Start of Given information
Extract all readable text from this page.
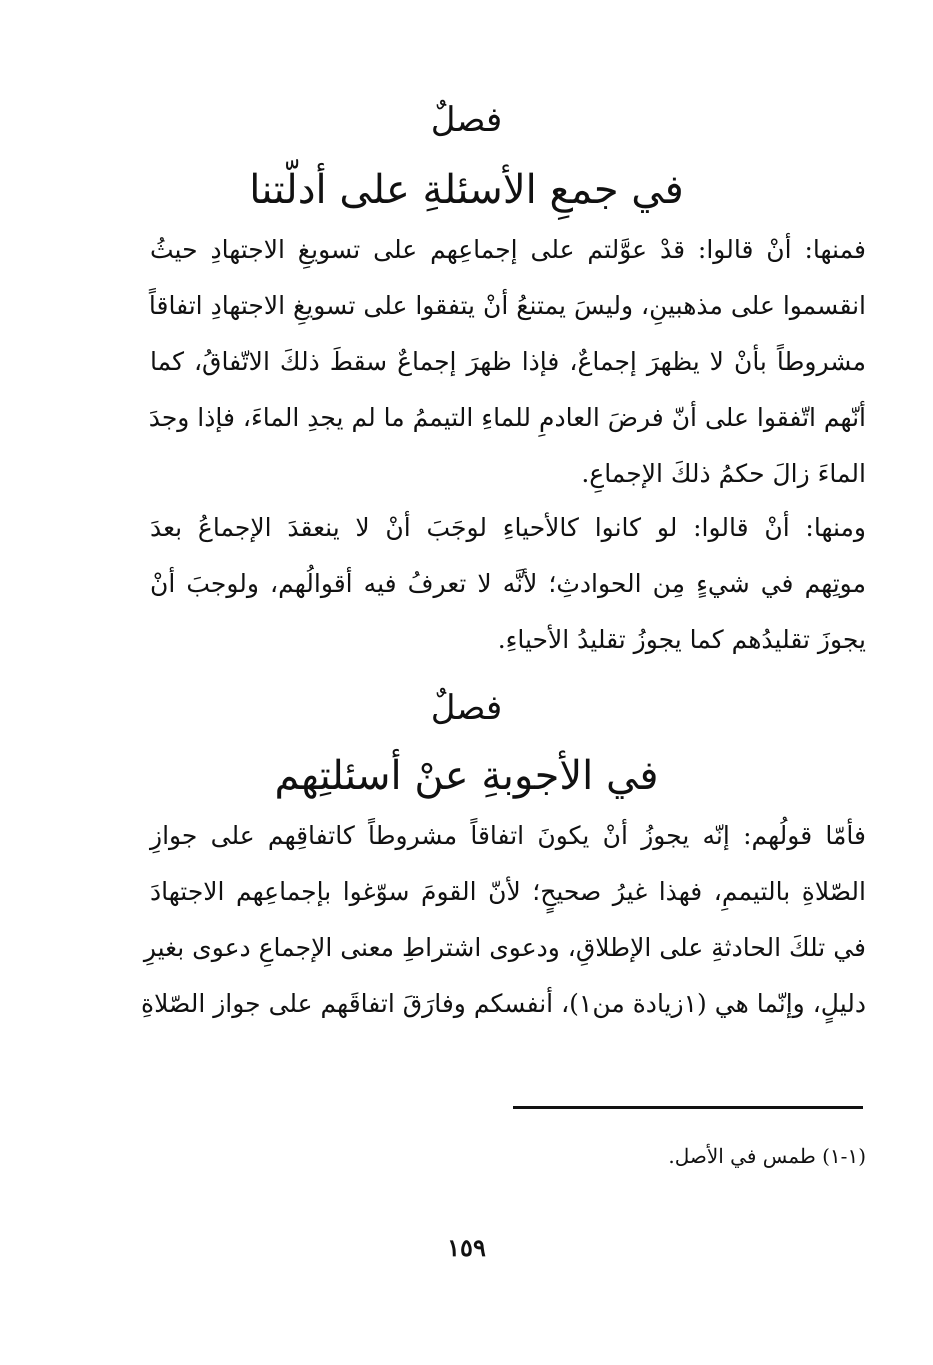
فصلٌ
في جمعِ الأسئلةِ على أدلّتنا
فمنها: أنْ قالوا: قدْ عوَّلتم على إجماعِهم على تسويغِ الاجتهادِ حيثُ
انقسموا على مذهبينِ، وليسَ يمتنعُ أنْ يتفقوا على تسويغِ الاجتهادِ اتفاقاً
مشروطاً بأنْ لا يظهرَ إجماعٌ، فإذا ظهرَ إجماعٌ سقطَ ذلكَ الاتّفاقُ، كما
أنّهم اتّفقوا على أنّ فرضَ العادمِ للماءِ التيممُ ما لم يجدِ الماءَ، فإذا وجدَ
الماءَ زالَ حكمُ ذلكَ الإجماعِ.
ومنها: أنْ قالوا: لو كانوا كالأحياءِ لوجَبَ أنْ لا ينعقدَ الإجماعُ بعدَ
موتِهم في شيءٍ مِن الحوادثِ؛ لأنَّه لا تعرفُ فيه أقوالُهم، ولوجبَ أنْ
يجوزَ تقليدُهم كما يجوزُ تقليدُ الأحياءِ.
فصلٌ
في الأجوبةِ عنْ أسئلتِهم
فأمّا قولُهم: إنّه يجوزُ أنْ يكونَ اتفاقاً مشروطاً كاتفاقِهم على جوازِ
الصّلاةِ بالتيممِ، فهذا غيرُ صحيحٍ؛ لأنّ القومَ سوّغوا بإجماعِهم الاجتهادَ
في تلكَ الحادثةِ على الإطلاقِ، ودعوى اشتراطِ معنى الإجماعِ دعوى بغيرِ
دليلٍ، وإنّما هي (١زيادة من١)، أنفسكم وفارَقَ اتفاقَهم على جواز الصّلاةِ
(١-١) طمس في الأصل.
١٥٩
End of Given information
_Given exercise_
Give all the entries again exactly, dropping each picture.

_Exercise result_
Extract all readable text from this page.
فصلٌ
في جمعِ الأسئلةِ على أدلّتنا
فمنها: أنْ قالوا: قدْ عوَّلتم على إجماعِهم على تسويغِ الاجتهادِ حيثُ
انقسموا على مذهبينِ، وليسَ يمتنعُ أنْ يتفقوا على تسويغِ الاجتهادِ اتفاقاً
مشروطاً بأنْ لا يظهرَ إجماعٌ، فإذا ظهرَ إجماعٌ سقطَ ذلكَ الاتّفاقُ، كما
أنّهم اتّفقوا على أنّ فرضَ العادمِ للماءِ التيممُ ما لم يجدِ الماءَ، فإذا وجدَ
الماءَ زالَ حكمُ ذلكَ الإجماعِ.
ومنها: أنْ قالوا: لو كانوا كالأحياءِ لوجَبَ أنْ لا ينعقدَ الإجماعُ بعدَ
موتِهم في شيءٍ مِن الحوادثِ؛ لأنَّه لا تعرفُ فيه أقوالُهم، ولوجبَ أنْ
يجوزَ تقليدُهم كما يجوزُ تقليدُ الأحياءِ.
فصلٌ
في الأجوبةِ عنْ أسئلتِهم
فأمّا قولُهم: إنّه يجوزُ أنْ يكونَ اتفاقاً مشروطاً كاتفاقِهم على جوازِ
الصّلاةِ بالتيممِ، فهذا غيرُ صحيحٍ؛ لأنّ القومَ سوّغوا بإجماعِهم الاجتهادَ
في تلكَ الحادثةِ على الإطلاقِ، ودعوى اشتراطِ معنى الإجماعِ دعوى بغيرِ
دليلٍ، وإنّما هي (١زيادة من١)، أنفسكم وفارَقَ اتفاقَهم على جواز الصّلاةِ
(١-١) طمس في الأصل.
١٥٩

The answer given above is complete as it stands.